■ RECORD LIST
# # # # # # #

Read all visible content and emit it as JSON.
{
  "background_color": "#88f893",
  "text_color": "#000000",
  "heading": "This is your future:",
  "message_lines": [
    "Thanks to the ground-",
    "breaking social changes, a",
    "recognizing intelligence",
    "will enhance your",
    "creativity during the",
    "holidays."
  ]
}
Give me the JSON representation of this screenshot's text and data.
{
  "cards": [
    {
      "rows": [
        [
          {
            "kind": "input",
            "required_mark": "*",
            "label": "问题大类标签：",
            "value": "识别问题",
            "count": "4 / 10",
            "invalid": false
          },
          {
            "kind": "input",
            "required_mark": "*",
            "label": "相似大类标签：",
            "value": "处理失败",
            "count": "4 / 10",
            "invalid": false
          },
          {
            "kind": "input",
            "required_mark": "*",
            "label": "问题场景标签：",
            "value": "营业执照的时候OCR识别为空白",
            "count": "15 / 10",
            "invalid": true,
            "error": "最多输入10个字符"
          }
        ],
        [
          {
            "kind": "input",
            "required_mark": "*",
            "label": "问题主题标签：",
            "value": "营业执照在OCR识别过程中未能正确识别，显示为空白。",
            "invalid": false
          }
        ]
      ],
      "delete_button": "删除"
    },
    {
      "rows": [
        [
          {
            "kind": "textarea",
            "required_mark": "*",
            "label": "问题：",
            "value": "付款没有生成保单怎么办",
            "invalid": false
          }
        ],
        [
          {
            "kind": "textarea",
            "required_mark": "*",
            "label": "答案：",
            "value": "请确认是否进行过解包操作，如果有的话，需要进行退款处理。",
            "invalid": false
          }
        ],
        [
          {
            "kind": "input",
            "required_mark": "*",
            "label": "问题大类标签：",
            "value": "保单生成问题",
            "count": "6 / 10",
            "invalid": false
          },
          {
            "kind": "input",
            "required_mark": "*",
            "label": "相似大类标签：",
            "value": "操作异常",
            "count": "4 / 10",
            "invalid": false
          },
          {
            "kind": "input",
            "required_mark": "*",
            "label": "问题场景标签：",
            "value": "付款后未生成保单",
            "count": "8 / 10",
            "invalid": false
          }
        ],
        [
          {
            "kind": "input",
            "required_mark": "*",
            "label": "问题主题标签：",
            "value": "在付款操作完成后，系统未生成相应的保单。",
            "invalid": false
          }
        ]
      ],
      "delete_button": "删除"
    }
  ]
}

# # # # # # #

■ WHAT YOU NEED TO DO
Retype the whole listing, matching it exactly.

■ FINISHED EXERCISE
Read all visible content and emit it as JSON.
{
  "background_color": "#88f893",
  "text_color": "#000000",
  "heading": "This is your future:",
  "message_lines": [
    "Thanks to the ground-",
    "breaking social changes, a",
    "recognizing intelligence",
    "will enhance your",
    "creativity during the",
    "holidays."
  ]
}
Give me the JSON representation of this screenshot's text and data.
{
  "cards": [
    {
      "rows": [
        [
          {
            "kind": "input",
            "required_mark": "*",
            "label": "问题大类标签：",
            "value": "识别问题",
            "count": "4 / 10",
            "invalid": false
          },
          {
            "kind": "input",
            "required_mark": "*",
            "label": "相似大类标签：",
            "value": "处理失败",
            "count": "4 / 10",
            "invalid": false
          },
          {
            "kind": "input",
            "required_mark": "*",
            "label": "问题场景标签：",
            "value": "营业执照的时候OCR识别为空白",
            "count": "15 / 10",
            "invalid": true,
            "error": "最多输入10个字符"
          }
        ],
        [
          {
            "kind": "input",
            "required_mark": "*",
            "label": "问题主题标签：",
            "value": "营业执照在OCR识别过程中未能正确识别，显示为空白。",
            "invalid": false
          }
        ]
      ],
      "delete_button": "删除"
    },
    {
      "rows": [
        [
          {
            "kind": "textarea",
            "required_mark": "*",
            "label": "问题：",
            "value": "付款没有生成保单怎么办",
            "invalid": false
          }
        ],
        [
          {
            "kind": "textarea",
            "required_mark": "*",
            "label": "答案：",
            "value": "请确认是否进行过解包操作，如果有的话，需要进行退款处理。",
            "invalid": false
          }
        ],
        [
          {
            "kind": "input",
            "required_mark": "*",
            "label": "问题大类标签：",
            "value": "保单生成问题",
            "count": "6 / 10",
            "invalid": false
          },
          {
            "kind": "input",
            "required_mark": "*",
            "label": "相似大类标签：",
            "value": "操作异常",
            "count": "4 / 10",
            "invalid": false
          },
          {
            "kind": "input",
            "required_mark": "*",
            "label": "问题场景标签：",
            "value": "付款后未生成保单",
            "count": "8 / 10",
            "invalid": false
          }
        ],
        [
          {
            "kind": "input",
            "required_mark": "*",
            "label": "问题主题标签：",
            "value": "在付款操作完成后，系统未生成相应的保单。",
            "invalid": false
          }
        ]
      ],
      "delete_button": "删除"
    }
  ]
}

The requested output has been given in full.